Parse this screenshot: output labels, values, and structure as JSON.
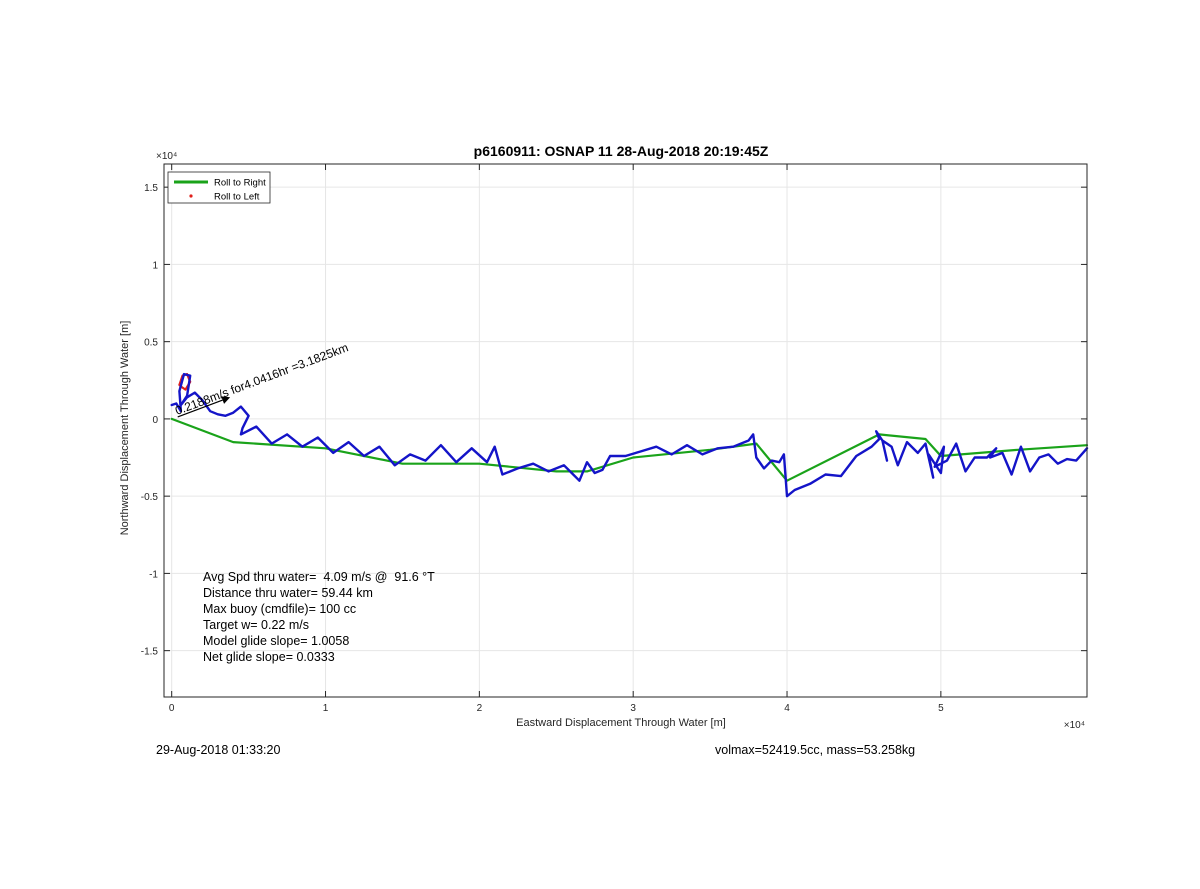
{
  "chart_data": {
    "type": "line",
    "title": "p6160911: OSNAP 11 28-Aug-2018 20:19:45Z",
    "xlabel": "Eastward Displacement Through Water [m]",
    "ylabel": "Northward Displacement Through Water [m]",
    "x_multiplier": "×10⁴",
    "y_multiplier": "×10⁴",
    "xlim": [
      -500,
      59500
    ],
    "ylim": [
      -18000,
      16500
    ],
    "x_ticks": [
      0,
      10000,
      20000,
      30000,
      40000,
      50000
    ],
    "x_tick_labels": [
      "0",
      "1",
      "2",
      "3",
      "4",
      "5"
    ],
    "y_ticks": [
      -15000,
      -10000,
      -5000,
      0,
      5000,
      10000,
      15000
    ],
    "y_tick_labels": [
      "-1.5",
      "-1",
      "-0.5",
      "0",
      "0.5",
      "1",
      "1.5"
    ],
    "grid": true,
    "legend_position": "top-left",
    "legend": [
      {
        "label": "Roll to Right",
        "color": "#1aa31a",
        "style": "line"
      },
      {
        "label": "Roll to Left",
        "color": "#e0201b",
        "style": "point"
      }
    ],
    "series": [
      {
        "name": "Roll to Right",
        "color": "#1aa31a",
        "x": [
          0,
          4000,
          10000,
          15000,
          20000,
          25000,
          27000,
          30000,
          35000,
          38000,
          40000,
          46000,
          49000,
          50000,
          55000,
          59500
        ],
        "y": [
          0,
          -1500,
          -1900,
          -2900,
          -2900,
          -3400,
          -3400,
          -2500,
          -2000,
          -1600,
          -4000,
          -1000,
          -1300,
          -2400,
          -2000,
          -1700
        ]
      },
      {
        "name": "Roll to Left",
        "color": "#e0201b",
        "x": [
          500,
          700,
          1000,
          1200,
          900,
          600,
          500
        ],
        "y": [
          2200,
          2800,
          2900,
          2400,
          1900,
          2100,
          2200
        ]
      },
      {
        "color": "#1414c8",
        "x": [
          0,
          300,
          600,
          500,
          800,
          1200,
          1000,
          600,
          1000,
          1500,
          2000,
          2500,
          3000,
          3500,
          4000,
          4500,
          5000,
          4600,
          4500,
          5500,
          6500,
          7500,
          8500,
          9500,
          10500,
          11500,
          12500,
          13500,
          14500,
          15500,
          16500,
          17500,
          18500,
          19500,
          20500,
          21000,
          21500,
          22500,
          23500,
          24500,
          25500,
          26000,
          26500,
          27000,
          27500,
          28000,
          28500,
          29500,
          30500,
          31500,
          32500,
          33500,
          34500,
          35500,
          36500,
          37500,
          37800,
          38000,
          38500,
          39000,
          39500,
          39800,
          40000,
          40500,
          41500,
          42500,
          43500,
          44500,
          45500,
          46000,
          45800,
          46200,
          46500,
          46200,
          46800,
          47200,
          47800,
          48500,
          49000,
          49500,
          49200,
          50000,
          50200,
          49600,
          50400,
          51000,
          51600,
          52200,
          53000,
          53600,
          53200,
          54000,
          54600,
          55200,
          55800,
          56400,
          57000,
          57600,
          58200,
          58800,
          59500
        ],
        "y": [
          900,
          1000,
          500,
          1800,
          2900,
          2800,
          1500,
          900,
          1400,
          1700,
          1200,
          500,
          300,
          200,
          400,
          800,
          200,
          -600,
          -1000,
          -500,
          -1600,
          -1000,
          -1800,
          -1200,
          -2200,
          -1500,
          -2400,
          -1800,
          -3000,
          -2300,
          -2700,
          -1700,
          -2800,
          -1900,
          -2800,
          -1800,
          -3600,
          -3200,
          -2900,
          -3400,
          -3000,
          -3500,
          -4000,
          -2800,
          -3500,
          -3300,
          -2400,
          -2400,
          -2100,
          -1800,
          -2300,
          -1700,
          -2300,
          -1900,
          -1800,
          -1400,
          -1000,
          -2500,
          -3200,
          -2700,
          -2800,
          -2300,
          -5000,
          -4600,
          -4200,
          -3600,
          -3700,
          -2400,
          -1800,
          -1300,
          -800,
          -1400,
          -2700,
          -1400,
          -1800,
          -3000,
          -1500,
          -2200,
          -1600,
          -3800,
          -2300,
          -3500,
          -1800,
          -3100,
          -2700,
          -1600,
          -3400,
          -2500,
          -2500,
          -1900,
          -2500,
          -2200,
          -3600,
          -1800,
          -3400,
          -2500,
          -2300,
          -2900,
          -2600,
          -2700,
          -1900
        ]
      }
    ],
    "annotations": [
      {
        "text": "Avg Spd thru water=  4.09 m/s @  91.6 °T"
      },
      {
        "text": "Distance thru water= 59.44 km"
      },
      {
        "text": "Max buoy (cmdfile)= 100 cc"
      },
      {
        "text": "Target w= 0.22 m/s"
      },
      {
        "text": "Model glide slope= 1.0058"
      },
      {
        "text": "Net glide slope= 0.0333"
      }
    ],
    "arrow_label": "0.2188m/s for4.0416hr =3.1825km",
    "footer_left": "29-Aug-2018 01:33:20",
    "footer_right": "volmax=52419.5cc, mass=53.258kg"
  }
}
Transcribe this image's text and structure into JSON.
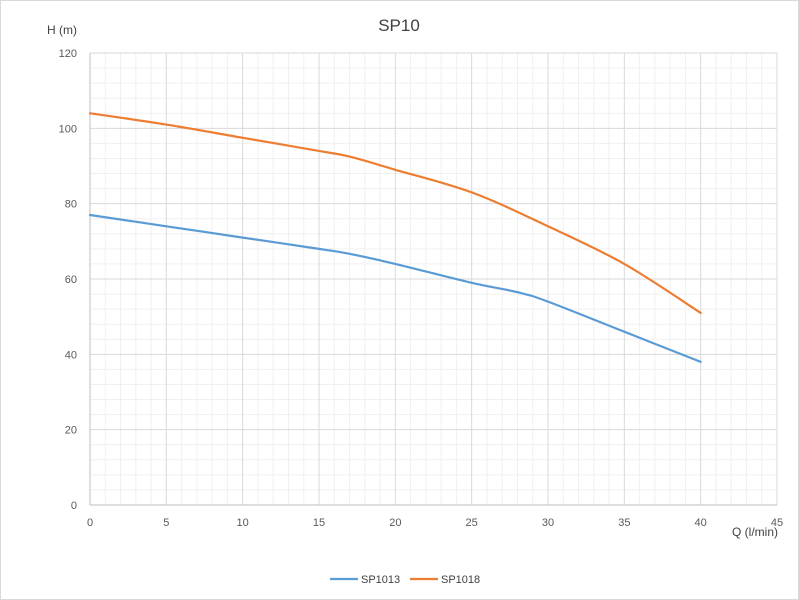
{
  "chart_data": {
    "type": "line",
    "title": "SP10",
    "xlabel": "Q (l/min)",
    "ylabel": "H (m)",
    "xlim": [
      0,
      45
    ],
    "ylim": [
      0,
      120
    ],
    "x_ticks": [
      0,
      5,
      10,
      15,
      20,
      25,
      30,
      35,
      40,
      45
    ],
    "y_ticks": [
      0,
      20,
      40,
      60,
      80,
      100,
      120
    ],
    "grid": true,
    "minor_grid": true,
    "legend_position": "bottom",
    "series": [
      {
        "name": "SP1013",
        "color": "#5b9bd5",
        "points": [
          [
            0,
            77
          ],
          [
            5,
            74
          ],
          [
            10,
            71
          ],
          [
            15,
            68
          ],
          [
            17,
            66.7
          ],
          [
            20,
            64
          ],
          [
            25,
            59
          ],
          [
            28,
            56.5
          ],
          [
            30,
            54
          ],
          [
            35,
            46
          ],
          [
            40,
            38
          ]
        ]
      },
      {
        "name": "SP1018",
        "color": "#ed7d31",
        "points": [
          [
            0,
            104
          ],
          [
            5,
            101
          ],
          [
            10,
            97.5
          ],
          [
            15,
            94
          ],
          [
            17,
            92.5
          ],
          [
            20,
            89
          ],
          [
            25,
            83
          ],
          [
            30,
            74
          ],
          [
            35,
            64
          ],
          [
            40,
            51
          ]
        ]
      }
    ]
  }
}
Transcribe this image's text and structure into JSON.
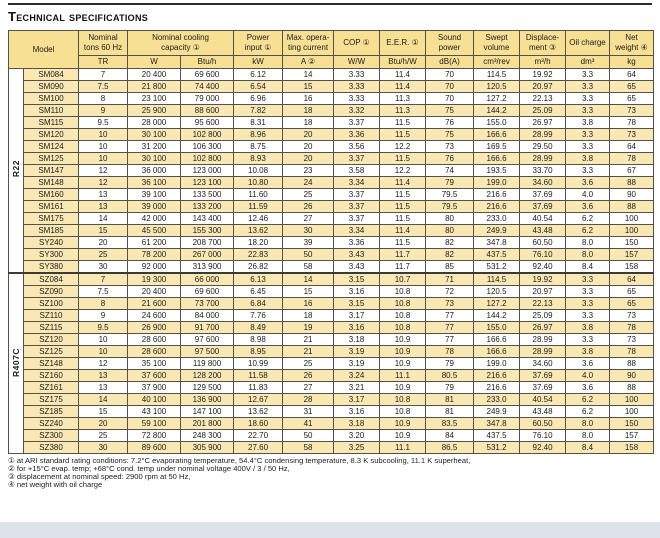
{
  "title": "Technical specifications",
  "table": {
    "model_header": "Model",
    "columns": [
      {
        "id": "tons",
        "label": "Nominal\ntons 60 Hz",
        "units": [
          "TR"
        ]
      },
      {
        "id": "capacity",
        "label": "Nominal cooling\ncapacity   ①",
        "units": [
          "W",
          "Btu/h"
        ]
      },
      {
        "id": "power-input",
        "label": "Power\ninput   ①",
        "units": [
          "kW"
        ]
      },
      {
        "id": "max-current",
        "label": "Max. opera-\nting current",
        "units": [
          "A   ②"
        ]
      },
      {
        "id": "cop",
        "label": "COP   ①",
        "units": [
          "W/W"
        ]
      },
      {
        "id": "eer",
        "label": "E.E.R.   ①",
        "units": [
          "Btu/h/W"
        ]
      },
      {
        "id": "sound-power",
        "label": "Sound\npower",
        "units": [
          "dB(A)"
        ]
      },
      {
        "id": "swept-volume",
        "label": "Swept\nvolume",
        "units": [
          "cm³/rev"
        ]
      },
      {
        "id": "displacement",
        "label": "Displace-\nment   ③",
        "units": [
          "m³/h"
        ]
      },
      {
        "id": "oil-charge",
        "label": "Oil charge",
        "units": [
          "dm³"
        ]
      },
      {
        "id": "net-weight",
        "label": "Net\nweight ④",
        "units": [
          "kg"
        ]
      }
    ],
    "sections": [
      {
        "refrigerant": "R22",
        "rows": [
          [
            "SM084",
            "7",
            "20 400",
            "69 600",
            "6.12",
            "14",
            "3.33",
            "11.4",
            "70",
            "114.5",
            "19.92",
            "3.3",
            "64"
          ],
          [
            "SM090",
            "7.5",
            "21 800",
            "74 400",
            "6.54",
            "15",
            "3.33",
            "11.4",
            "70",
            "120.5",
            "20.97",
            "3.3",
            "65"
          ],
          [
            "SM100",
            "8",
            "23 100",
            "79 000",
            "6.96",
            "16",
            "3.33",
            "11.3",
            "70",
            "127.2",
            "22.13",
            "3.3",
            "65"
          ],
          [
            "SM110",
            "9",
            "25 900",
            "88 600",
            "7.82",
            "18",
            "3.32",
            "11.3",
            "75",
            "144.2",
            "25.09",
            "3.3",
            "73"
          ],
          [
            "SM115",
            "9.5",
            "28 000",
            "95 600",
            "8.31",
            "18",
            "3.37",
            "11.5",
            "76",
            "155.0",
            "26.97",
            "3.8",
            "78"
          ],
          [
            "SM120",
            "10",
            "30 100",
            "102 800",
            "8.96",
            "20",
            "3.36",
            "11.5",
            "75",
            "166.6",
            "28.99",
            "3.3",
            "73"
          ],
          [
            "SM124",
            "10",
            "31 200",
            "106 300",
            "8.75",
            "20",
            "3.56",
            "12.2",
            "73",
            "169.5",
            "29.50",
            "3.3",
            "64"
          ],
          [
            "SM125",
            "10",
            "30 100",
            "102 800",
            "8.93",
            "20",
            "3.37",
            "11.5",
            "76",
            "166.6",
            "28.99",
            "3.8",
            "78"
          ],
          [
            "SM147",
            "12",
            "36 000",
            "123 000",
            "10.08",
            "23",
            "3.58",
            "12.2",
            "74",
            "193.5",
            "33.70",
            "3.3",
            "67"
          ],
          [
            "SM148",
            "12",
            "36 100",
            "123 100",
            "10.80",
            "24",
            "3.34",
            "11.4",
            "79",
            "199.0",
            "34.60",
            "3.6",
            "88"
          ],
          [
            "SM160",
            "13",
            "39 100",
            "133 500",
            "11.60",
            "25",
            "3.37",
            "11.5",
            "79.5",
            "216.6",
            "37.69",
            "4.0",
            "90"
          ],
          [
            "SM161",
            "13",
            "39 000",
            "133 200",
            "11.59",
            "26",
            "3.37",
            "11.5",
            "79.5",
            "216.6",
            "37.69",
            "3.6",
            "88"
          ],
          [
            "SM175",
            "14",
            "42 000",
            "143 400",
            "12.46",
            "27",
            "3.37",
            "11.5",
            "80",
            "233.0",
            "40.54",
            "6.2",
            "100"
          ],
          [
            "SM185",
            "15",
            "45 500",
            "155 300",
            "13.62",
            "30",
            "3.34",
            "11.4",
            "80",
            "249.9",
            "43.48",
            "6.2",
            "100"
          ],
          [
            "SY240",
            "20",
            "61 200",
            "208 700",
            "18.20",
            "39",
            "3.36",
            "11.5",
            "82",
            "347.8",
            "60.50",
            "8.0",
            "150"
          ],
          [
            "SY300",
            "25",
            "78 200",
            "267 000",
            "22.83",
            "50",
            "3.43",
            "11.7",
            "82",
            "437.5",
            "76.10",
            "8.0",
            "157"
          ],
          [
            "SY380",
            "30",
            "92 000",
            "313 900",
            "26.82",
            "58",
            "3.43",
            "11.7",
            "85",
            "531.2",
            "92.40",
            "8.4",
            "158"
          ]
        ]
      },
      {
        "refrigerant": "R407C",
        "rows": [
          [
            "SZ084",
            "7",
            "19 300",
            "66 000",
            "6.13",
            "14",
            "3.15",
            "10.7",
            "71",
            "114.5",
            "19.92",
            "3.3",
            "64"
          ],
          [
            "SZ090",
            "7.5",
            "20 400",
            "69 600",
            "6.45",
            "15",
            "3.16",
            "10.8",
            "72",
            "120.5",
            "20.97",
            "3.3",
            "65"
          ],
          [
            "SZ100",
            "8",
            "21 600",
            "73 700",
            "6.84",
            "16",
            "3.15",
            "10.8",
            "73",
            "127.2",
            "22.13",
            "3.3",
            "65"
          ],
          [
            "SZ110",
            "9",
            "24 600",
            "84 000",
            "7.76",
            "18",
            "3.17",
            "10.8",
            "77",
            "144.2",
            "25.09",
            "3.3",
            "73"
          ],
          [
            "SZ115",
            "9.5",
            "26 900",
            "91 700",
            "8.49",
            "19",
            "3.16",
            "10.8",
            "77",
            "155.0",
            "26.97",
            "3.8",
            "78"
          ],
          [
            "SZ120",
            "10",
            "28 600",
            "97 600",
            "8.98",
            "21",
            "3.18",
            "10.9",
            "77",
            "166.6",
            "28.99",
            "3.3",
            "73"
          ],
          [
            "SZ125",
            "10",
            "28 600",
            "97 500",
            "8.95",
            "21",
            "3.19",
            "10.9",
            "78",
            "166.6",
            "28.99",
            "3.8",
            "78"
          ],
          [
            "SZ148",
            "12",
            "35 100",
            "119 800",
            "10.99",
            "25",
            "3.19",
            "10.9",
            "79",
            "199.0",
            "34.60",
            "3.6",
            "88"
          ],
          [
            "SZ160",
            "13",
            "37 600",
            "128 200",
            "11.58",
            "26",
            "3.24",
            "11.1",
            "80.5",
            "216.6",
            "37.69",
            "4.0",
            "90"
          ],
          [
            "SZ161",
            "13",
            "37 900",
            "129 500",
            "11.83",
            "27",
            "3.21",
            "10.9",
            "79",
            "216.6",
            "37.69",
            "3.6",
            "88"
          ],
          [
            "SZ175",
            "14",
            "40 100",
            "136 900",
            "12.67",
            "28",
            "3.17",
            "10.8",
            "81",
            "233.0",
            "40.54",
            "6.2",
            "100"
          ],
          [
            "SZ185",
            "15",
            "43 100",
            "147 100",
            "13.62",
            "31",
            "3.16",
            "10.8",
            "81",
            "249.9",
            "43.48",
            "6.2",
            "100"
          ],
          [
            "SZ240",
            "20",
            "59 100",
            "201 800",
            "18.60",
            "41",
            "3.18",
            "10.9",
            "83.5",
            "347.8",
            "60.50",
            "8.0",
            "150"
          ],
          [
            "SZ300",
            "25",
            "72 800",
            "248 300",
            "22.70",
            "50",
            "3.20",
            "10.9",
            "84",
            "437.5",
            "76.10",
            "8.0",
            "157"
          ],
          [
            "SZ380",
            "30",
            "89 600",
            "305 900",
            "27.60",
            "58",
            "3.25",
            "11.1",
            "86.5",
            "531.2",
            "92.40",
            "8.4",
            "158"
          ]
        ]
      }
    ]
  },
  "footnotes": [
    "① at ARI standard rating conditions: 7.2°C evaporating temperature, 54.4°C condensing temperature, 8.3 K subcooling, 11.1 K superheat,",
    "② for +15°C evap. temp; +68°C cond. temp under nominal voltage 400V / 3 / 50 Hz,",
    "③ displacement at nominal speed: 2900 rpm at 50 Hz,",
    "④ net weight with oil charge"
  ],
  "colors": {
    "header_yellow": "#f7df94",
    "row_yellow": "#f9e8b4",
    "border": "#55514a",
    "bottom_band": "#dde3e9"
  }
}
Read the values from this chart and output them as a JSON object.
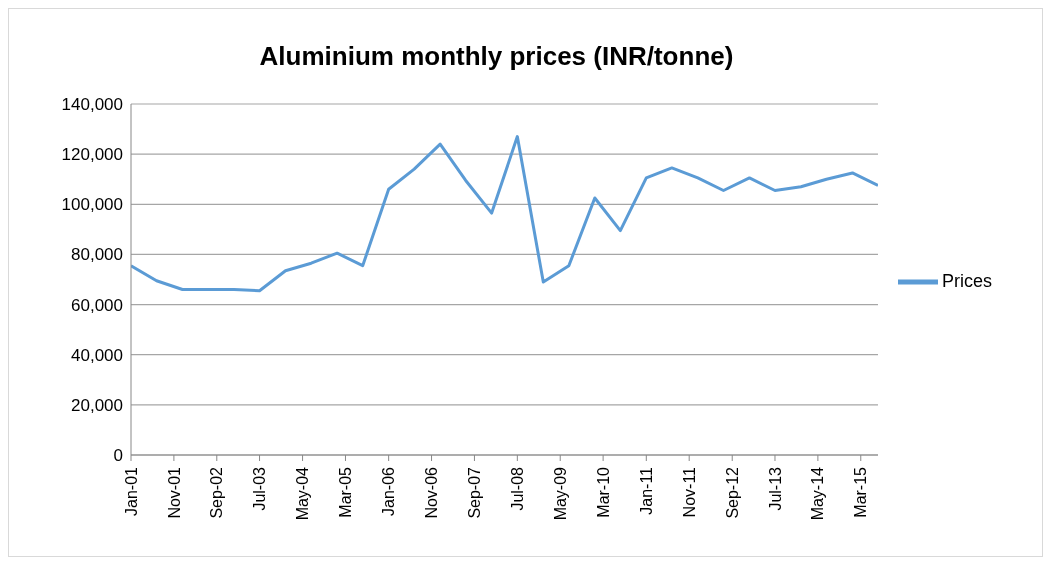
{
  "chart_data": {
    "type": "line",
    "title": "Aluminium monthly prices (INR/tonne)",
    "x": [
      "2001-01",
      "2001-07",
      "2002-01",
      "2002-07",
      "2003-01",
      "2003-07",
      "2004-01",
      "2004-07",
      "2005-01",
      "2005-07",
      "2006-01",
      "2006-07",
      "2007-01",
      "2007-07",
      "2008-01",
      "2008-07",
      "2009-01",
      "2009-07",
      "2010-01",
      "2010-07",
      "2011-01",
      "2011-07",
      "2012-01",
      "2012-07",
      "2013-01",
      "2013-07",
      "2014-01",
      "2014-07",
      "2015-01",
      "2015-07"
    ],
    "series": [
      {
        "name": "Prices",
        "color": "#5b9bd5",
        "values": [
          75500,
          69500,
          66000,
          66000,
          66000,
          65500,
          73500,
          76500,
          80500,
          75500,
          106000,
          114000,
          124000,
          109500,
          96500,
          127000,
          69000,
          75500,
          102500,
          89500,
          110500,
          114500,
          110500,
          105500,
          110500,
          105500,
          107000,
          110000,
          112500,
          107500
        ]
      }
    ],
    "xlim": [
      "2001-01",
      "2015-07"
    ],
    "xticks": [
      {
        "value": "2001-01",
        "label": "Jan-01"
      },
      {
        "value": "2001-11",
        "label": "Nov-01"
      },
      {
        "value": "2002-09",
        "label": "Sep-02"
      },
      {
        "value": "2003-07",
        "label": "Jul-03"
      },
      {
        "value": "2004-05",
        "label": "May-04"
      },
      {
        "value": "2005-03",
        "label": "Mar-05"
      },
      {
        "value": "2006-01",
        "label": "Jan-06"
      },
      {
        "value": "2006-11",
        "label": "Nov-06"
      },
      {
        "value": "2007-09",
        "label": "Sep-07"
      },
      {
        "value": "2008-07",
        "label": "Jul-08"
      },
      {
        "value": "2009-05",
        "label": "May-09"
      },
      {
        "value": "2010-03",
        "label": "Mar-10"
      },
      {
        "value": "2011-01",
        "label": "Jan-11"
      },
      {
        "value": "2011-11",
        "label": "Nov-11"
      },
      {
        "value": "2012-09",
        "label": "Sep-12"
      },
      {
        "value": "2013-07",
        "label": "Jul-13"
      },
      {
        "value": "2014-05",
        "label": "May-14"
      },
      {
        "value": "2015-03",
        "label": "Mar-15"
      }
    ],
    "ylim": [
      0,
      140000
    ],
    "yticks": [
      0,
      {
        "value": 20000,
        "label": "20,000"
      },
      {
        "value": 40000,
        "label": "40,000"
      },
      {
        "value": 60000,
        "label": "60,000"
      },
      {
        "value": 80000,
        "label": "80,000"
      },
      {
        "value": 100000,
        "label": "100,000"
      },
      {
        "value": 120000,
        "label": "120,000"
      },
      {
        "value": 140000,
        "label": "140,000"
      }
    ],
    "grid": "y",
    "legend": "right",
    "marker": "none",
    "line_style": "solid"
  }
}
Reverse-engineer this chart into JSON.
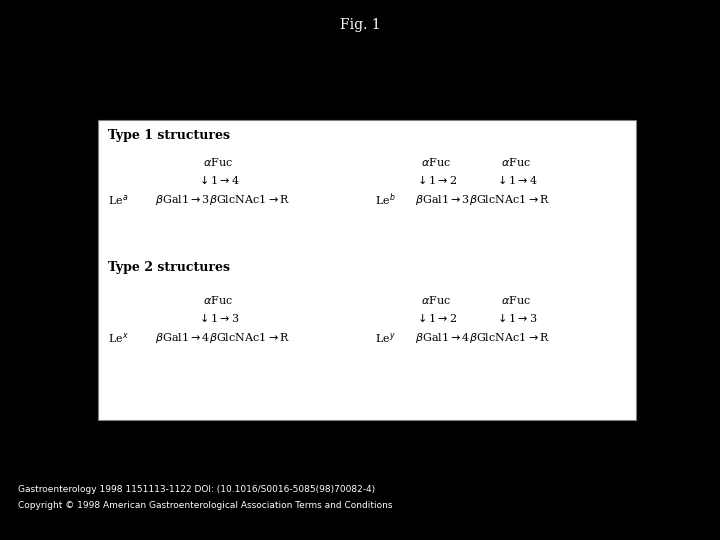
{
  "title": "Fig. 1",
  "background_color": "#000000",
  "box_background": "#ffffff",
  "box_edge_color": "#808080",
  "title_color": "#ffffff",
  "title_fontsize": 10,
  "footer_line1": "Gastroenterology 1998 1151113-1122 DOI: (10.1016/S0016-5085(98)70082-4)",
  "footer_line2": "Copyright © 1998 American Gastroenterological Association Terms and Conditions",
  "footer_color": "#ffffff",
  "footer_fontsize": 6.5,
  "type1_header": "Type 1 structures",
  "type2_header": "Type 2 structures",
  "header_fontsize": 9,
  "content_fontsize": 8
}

> _Challenge_
Calculate how many lines of the material include the string "text", and state that number by itself.

> _Expected answer_
8